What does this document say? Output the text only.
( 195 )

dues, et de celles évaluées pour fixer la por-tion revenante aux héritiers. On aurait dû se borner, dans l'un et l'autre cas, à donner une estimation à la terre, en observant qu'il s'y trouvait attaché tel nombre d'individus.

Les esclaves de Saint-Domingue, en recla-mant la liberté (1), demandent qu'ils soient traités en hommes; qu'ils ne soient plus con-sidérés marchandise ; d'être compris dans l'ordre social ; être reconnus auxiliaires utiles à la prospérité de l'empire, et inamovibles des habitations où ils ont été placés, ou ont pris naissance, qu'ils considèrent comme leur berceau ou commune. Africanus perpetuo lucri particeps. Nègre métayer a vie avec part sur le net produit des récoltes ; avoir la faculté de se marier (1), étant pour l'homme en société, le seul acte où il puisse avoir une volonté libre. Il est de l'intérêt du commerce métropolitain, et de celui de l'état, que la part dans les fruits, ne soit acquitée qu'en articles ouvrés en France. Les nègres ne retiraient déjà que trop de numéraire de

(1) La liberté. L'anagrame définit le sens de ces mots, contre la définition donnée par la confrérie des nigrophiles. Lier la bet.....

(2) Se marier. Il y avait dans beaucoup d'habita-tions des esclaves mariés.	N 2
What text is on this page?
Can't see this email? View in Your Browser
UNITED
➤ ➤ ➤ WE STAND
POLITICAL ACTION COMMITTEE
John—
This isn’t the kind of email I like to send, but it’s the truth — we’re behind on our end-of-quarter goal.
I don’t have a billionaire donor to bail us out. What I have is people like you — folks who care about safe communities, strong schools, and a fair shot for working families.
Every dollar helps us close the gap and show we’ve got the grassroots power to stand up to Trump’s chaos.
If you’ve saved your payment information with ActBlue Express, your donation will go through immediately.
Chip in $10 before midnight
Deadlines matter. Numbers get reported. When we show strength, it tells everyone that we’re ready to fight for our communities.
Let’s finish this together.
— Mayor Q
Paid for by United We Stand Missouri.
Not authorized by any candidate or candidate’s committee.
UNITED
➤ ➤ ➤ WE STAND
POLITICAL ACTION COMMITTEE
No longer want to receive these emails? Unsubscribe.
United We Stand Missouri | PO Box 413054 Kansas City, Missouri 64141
________________
__WHAT TO DO__:
Copy down the whole of the data above, matching it exactly.

__WRITTEN REPLY__:
What does this document say? Output the text only.
( 195 )

dues, et de celles évaluées pour fixer la por-tion revenante aux héritiers. On aurait dû se borner, dans l'un et l'autre cas, à donner une estimation à la terre, en observant qu'il s'y trouvait attaché tel nombre d'individus.

Les esclaves de Saint-Domingue, en recla-mant la liberté (1), demandent qu'ils soient traités en hommes; qu'ils ne soient plus con-sidérés marchandise ; d'être compris dans l'ordre social ; être reconnus auxiliaires utiles à la prospérité de l'empire, et inamovibles des habitations où ils ont été placés, ou ont pris naissance, qu'ils considèrent comme leur berceau ou commune. Africanus perpetuo lucri particeps. Nègre métayer a vie avec part sur le net produit des récoltes ; avoir la faculté de se marier (1), étant pour l'homme en société, le seul acte où il puisse avoir une volonté libre. Il est de l'intérêt du commerce métropolitain, et de celui de l'état, que la part dans les fruits, ne soit acquitée qu'en articles ouvrés en France. Les nègres ne retiraient déjà que trop de numéraire de

(1) La liberté. L'anagrame définit le sens de ces mots, contre la définition donnée par la confrérie des nigrophiles. Lier la bet.....

(2) Se marier. Il y avait dans beaucoup d'habita-tions des esclaves mariés.	N 2
What text is on this page?
Can't see this email? View in Your Browser
UNITED
➤ ➤ ➤ WE STAND
POLITICAL ACTION COMMITTEE
John—
This isn’t the kind of email I like to send, but it’s the truth — we’re behind on our end-of-quarter goal.
I don’t have a billionaire donor to bail us out. What I have is people like you — folks who care about safe communities, strong schools, and a fair shot for working families.
Every dollar helps us close the gap and show we’ve got the grassroots power to stand up to Trump’s chaos.
If you’ve saved your payment information with ActBlue Express, your donation will go through immediately.
Chip in $10 before midnight
Deadlines matter. Numbers get reported. When we show strength, it tells everyone that we’re ready to fight for our communities.
Let’s finish this together.
— Mayor Q
Paid for by United We Stand Missouri.
Not authorized by any candidate or candidate’s committee.
UNITED
➤ ➤ ➤ WE STAND
POLITICAL ACTION COMMITTEE
No longer want to receive these emails? Unsubscribe.
United We Stand Missouri | PO Box 413054 Kansas City, Missouri 64141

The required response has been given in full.